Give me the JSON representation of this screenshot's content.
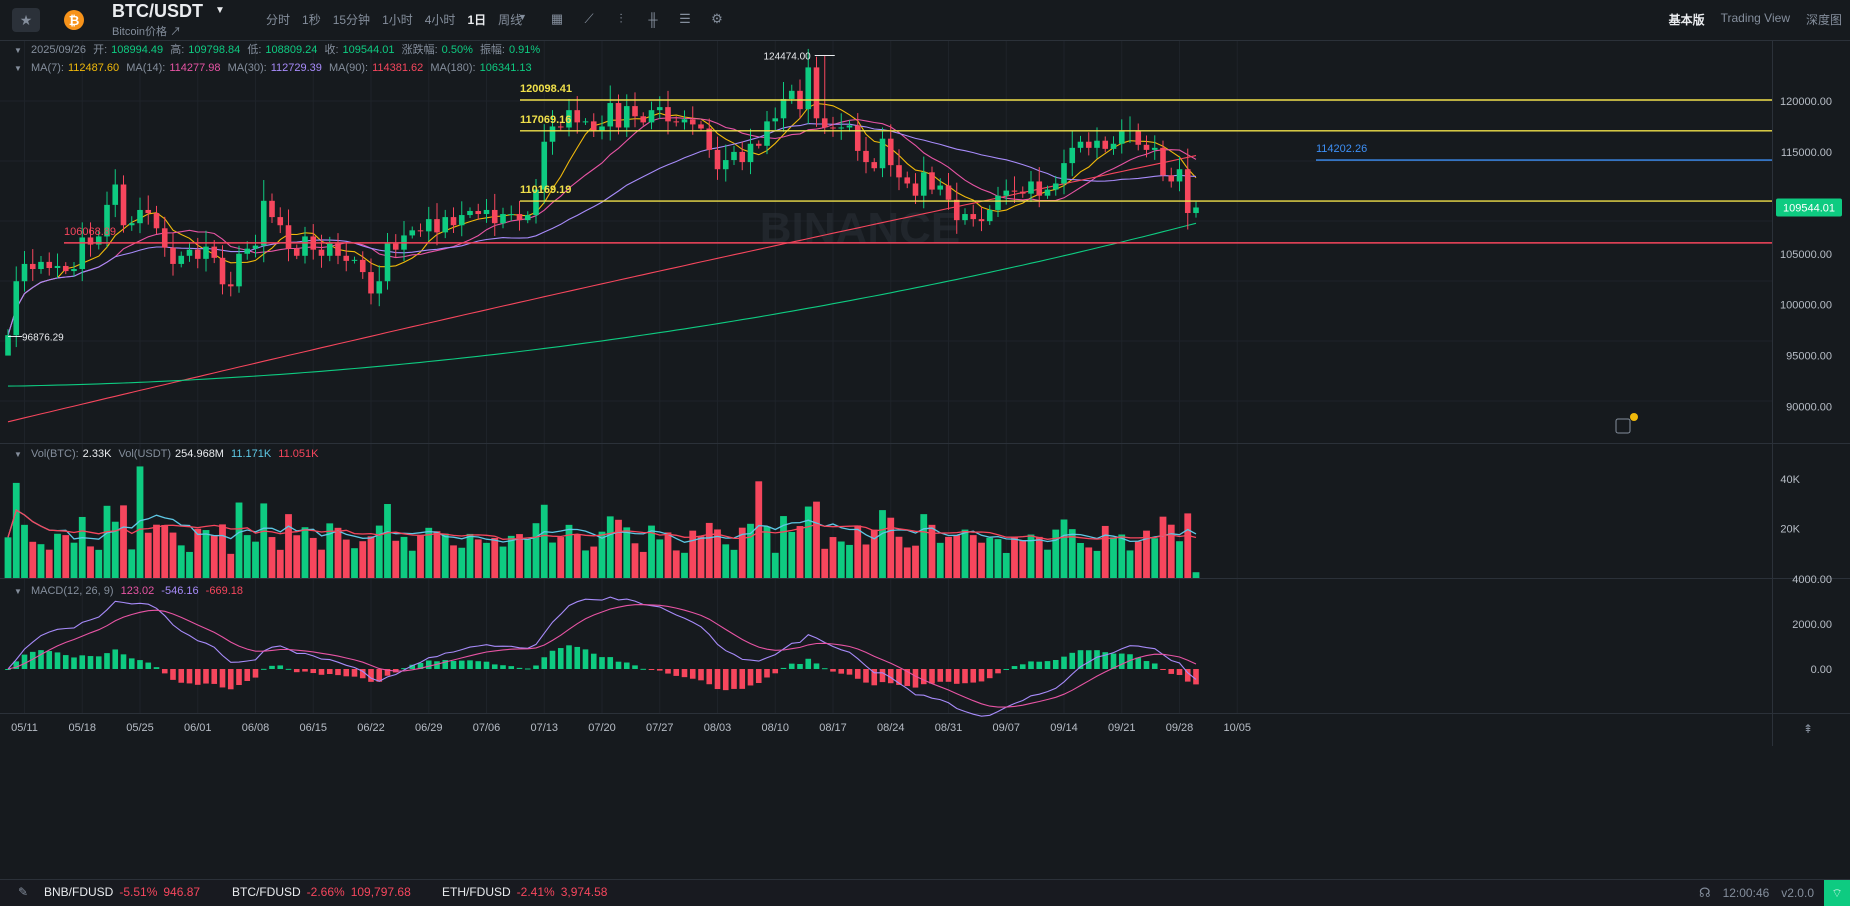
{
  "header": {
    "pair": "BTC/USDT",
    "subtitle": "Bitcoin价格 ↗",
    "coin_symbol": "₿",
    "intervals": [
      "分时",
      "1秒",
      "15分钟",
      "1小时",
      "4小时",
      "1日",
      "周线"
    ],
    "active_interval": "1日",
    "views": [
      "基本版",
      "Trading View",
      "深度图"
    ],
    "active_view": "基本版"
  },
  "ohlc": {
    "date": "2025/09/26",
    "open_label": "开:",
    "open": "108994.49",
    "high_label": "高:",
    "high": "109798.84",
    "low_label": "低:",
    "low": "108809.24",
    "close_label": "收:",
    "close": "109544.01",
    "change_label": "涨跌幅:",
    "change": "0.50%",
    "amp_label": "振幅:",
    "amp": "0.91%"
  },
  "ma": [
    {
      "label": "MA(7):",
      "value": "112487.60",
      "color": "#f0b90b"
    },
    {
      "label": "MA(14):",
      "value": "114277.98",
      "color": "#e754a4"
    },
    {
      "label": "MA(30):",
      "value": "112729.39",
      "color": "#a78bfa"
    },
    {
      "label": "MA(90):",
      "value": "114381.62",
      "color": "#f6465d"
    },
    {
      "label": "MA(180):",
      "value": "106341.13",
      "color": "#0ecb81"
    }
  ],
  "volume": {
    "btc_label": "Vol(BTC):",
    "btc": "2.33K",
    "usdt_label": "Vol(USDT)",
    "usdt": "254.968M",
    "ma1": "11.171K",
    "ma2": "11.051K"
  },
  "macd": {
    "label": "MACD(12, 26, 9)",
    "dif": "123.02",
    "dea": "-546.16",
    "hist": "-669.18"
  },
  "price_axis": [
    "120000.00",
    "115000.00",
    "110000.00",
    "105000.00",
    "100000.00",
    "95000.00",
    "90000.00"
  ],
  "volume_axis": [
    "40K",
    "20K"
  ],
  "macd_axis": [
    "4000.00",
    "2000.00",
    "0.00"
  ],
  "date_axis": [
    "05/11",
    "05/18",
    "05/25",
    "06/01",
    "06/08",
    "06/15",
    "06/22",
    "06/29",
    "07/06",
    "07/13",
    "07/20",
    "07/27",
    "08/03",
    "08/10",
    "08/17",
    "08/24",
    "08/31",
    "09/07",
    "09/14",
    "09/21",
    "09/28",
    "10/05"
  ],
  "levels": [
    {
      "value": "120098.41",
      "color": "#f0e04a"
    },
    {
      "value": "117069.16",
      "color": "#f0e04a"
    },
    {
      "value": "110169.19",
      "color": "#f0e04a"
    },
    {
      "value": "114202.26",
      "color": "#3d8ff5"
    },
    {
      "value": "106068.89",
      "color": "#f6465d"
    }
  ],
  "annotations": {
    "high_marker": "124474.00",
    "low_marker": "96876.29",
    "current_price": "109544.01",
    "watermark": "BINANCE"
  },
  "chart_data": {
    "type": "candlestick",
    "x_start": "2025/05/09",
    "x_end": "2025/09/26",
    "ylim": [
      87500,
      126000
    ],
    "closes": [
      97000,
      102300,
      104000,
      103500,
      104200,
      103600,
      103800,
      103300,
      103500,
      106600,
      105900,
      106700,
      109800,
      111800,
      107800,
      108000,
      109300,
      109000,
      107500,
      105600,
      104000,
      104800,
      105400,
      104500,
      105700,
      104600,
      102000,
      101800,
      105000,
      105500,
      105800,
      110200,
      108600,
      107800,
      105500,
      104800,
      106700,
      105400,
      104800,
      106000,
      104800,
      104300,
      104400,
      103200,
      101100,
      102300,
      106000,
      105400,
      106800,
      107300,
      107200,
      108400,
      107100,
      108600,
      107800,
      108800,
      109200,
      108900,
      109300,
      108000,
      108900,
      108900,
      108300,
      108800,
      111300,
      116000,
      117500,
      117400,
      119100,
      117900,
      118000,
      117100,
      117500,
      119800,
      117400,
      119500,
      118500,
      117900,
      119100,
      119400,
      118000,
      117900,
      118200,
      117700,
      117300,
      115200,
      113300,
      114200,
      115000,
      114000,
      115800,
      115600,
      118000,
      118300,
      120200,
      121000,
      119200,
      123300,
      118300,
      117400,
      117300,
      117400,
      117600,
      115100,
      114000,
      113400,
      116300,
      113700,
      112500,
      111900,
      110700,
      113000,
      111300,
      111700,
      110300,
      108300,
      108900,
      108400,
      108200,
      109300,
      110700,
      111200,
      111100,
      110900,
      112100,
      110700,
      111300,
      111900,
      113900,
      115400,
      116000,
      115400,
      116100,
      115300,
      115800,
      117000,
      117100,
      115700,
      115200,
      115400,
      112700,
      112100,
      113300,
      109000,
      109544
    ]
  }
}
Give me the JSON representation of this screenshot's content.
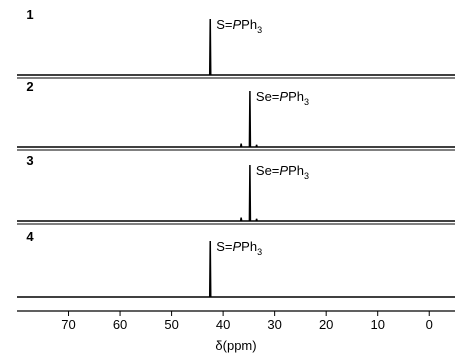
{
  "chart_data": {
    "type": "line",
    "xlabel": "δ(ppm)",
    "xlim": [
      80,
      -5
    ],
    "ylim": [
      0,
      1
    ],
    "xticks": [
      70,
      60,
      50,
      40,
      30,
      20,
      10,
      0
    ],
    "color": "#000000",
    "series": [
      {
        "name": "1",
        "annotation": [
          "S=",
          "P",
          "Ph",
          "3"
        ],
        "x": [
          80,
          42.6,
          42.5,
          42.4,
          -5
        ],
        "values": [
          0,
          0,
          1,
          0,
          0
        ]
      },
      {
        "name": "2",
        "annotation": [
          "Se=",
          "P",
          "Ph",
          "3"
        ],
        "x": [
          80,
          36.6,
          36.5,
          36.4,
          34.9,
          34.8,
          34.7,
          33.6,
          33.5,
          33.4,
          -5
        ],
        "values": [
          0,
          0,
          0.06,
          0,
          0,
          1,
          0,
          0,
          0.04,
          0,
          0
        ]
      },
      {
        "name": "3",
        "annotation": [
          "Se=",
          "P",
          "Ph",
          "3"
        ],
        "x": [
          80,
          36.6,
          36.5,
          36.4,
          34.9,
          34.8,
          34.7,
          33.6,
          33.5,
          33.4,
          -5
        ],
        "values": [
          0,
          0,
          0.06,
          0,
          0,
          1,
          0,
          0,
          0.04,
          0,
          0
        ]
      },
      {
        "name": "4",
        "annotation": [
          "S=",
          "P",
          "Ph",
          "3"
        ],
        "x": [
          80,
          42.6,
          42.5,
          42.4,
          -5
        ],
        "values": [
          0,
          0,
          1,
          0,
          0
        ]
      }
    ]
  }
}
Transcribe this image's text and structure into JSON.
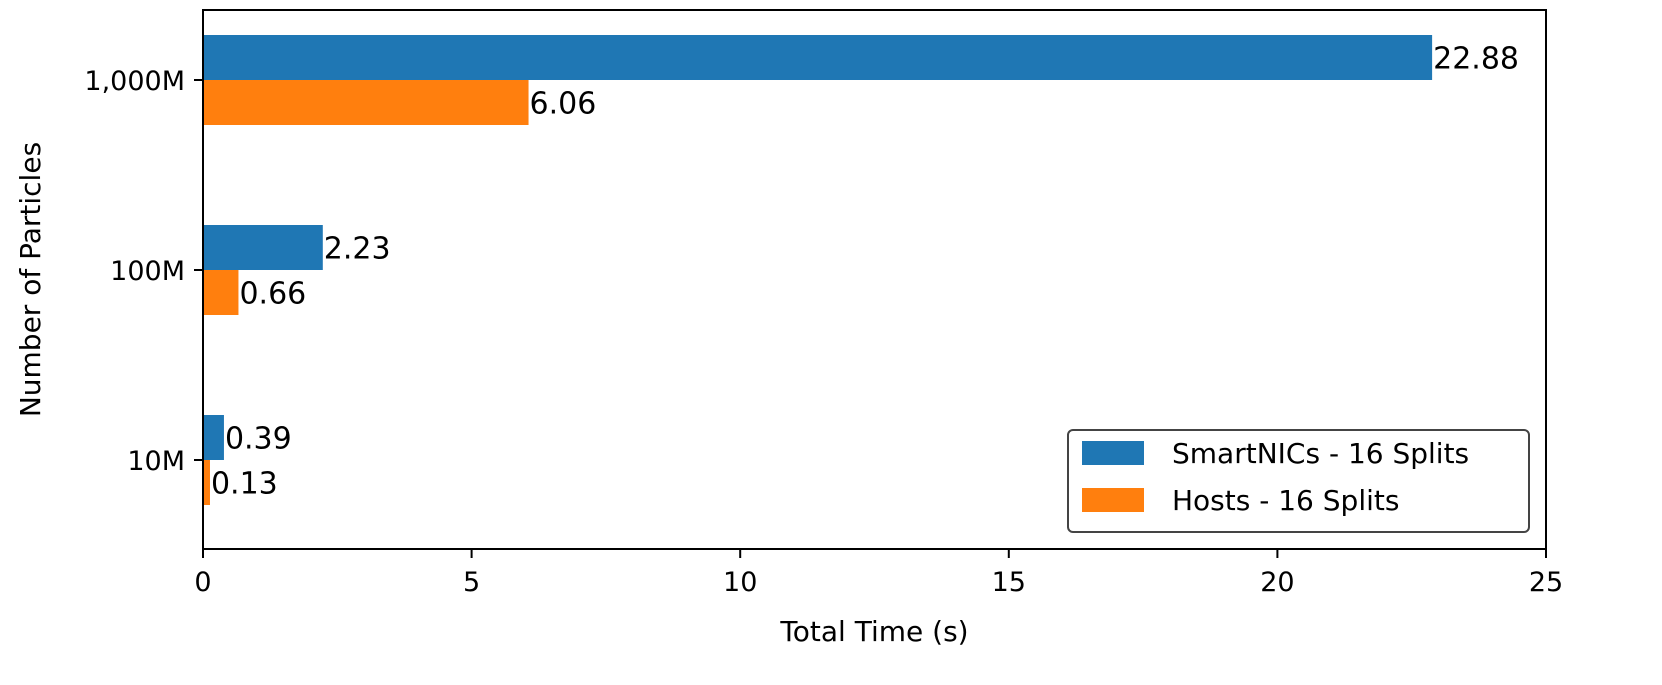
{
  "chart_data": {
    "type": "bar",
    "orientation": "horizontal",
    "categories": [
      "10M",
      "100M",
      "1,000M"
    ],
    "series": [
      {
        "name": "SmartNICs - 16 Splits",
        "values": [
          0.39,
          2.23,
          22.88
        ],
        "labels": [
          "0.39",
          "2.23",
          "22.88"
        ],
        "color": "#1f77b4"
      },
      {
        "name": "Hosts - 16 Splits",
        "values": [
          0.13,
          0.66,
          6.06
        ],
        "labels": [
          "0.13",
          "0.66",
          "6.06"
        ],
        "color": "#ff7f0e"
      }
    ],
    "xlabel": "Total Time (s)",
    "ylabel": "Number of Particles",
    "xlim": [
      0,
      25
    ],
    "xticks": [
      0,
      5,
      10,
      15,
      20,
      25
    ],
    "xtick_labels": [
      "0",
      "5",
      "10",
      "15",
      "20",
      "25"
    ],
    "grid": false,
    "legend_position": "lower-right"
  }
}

━━━━━━

**What the task asks:**
Leave out the pictures and restate everything else word for word.

**Solution:**
Give me the JSON representation of this screenshot's content.
{
  "header": {
    "pair": "BTC/USDT",
    "subtitle": "Bitcoin价格 ↗",
    "coin_symbol": "₿",
    "intervals": [
      "分时",
      "1秒",
      "15分钟",
      "1小时",
      "4小时",
      "1日",
      "周线"
    ],
    "active_interval": "1日",
    "views": [
      "基本版",
      "Trading View",
      "深度图"
    ],
    "active_view": "基本版"
  },
  "ohlc": {
    "date": "2025/09/26",
    "open_label": "开:",
    "open": "108994.49",
    "high_label": "高:",
    "high": "109798.84",
    "low_label": "低:",
    "low": "108809.24",
    "close_label": "收:",
    "close": "109544.01",
    "change_label": "涨跌幅:",
    "change": "0.50%",
    "amp_label": "振幅:",
    "amp": "0.91%"
  },
  "ma": [
    {
      "label": "MA(7):",
      "value": "112487.60",
      "color": "#f0b90b"
    },
    {
      "label": "MA(14):",
      "value": "114277.98",
      "color": "#e754a4"
    },
    {
      "label": "MA(30):",
      "value": "112729.39",
      "color": "#a78bfa"
    },
    {
      "label": "MA(90):",
      "value": "114381.62",
      "color": "#f6465d"
    },
    {
      "label": "MA(180):",
      "value": "106341.13",
      "color": "#0ecb81"
    }
  ],
  "volume": {
    "btc_label": "Vol(BTC):",
    "btc": "2.33K",
    "usdt_label": "Vol(USDT)",
    "usdt": "254.968M",
    "ma1": "11.171K",
    "ma2": "11.051K"
  },
  "macd": {
    "label": "MACD(12, 26, 9)",
    "dif": "123.02",
    "dea": "-546.16",
    "hist": "-669.18"
  },
  "price_axis": [
    "120000.00",
    "115000.00",
    "110000.00",
    "105000.00",
    "100000.00",
    "95000.00",
    "90000.00"
  ],
  "volume_axis": [
    "40K",
    "20K"
  ],
  "macd_axis": [
    "4000.00",
    "2000.00",
    "0.00"
  ],
  "date_axis": [
    "05/11",
    "05/18",
    "05/25",
    "06/01",
    "06/08",
    "06/15",
    "06/22",
    "06/29",
    "07/06",
    "07/13",
    "07/20",
    "07/27",
    "08/03",
    "08/10",
    "08/17",
    "08/24",
    "08/31",
    "09/07",
    "09/14",
    "09/21",
    "09/28",
    "10/05"
  ],
  "levels": [
    {
      "value": "120098.41",
      "color": "#f0e04a"
    },
    {
      "value": "117069.16",
      "color": "#f0e04a"
    },
    {
      "value": "110169.19",
      "color": "#f0e04a"
    },
    {
      "value": "114202.26",
      "color": "#3d8ff5"
    },
    {
      "value": "106068.89",
      "color": "#f6465d"
    }
  ],
  "annotations": {
    "high_marker": "124474.00",
    "low_marker": "96876.29",
    "current_price": "109544.01",
    "watermark": "BINANCE"
  },
  "chart_data": {
    "type": "candlestick",
    "x_start": "2025/05/09",
    "x_end": "2025/09/26",
    "ylim": [
      87500,
      126000
    ],
    "closes": [
      97000,
      102300,
      104000,
      103500,
      104200,
      103600,
      103800,
      103300,
      103500,
      106600,
      105900,
      106700,
      109800,
      111800,
      107800,
      108000,
      109300,
      109000,
      107500,
      105600,
      104000,
      104800,
      105400,
      104500,
      105700,
      104600,
      102000,
      101800,
      105000,
      105500,
      105800,
      110200,
      108600,
      107800,
      105500,
      104800,
      106700,
      105400,
      104800,
      106000,
      104800,
      104300,
      104400,
      103200,
      101100,
      102300,
      106000,
      105400,
      106800,
      107300,
      107200,
      108400,
      107100,
      108600,
      107800,
      108800,
      109200,
      108900,
      109300,
      108000,
      108900,
      108900,
      108300,
      108800,
      111300,
      116000,
      117500,
      117400,
      119100,
      117900,
      118000,
      117100,
      117500,
      119800,
      117400,
      119500,
      118500,
      117900,
      119100,
      119400,
      118000,
      117900,
      118200,
      117700,
      117300,
      115200,
      113300,
      114200,
      115000,
      114000,
      115800,
      115600,
      118000,
      118300,
      120200,
      121000,
      119200,
      123300,
      118300,
      117400,
      117300,
      117400,
      117600,
      115100,
      114000,
      113400,
      116300,
      113700,
      112500,
      111900,
      110700,
      113000,
      111300,
      111700,
      110300,
      108300,
      108900,
      108400,
      108200,
      109300,
      110700,
      111200,
      111100,
      110900,
      112100,
      110700,
      111300,
      111900,
      113900,
      115400,
      116000,
      115400,
      116100,
      115300,
      115800,
      117000,
      117100,
      115700,
      115200,
      115400,
      112700,
      112100,
      113300,
      109000,
      109544
    ]
  }
}
Give me the JSON representation of this screenshot's content.
{
  "chart_data": {
    "type": "line",
    "xlabel": "δ(ppm)",
    "xlim": [
      80,
      -5
    ],
    "ylim": [
      0,
      1
    ],
    "xticks": [
      70,
      60,
      50,
      40,
      30,
      20,
      10,
      0
    ],
    "color": "#000000",
    "series": [
      {
        "name": "1",
        "annotation": [
          "S=",
          "P",
          "Ph",
          "3"
        ],
        "x": [
          80,
          42.6,
          42.5,
          42.4,
          -5
        ],
        "values": [
          0,
          0,
          1,
          0,
          0
        ]
      },
      {
        "name": "2",
        "annotation": [
          "Se=",
          "P",
          "Ph",
          "3"
        ],
        "x": [
          80,
          36.6,
          36.5,
          36.4,
          34.9,
          34.8,
          34.7,
          33.6,
          33.5,
          33.4,
          -5
        ],
        "values": [
          0,
          0,
          0.06,
          0,
          0,
          1,
          0,
          0,
          0.04,
          0,
          0
        ]
      },
      {
        "name": "3",
        "annotation": [
          "Se=",
          "P",
          "Ph",
          "3"
        ],
        "x": [
          80,
          36.6,
          36.5,
          36.4,
          34.9,
          34.8,
          34.7,
          33.6,
          33.5,
          33.4,
          -5
        ],
        "values": [
          0,
          0,
          0.06,
          0,
          0,
          1,
          0,
          0,
          0.04,
          0,
          0
        ]
      },
      {
        "name": "4",
        "annotation": [
          "S=",
          "P",
          "Ph",
          "3"
        ],
        "x": [
          80,
          42.6,
          42.5,
          42.4,
          -5
        ],
        "values": [
          0,
          0,
          1,
          0,
          0
        ]
      }
    ]
  }
}
Transcribe this image's text and structure into JSON.
{
  "chart_data": {
    "type": "bar",
    "orientation": "horizontal",
    "categories": [
      "10M",
      "100M",
      "1,000M"
    ],
    "series": [
      {
        "name": "SmartNICs - 16 Splits",
        "values": [
          0.39,
          2.23,
          22.88
        ],
        "labels": [
          "0.39",
          "2.23",
          "22.88"
        ],
        "color": "#1f77b4"
      },
      {
        "name": "Hosts - 16 Splits",
        "values": [
          0.13,
          0.66,
          6.06
        ],
        "labels": [
          "0.13",
          "0.66",
          "6.06"
        ],
        "color": "#ff7f0e"
      }
    ],
    "xlabel": "Total Time (s)",
    "ylabel": "Number of Particles",
    "xlim": [
      0,
      25
    ],
    "xticks": [
      0,
      5,
      10,
      15,
      20,
      25
    ],
    "xtick_labels": [
      "0",
      "5",
      "10",
      "15",
      "20",
      "25"
    ],
    "grid": false,
    "legend_position": "lower-right"
  }
}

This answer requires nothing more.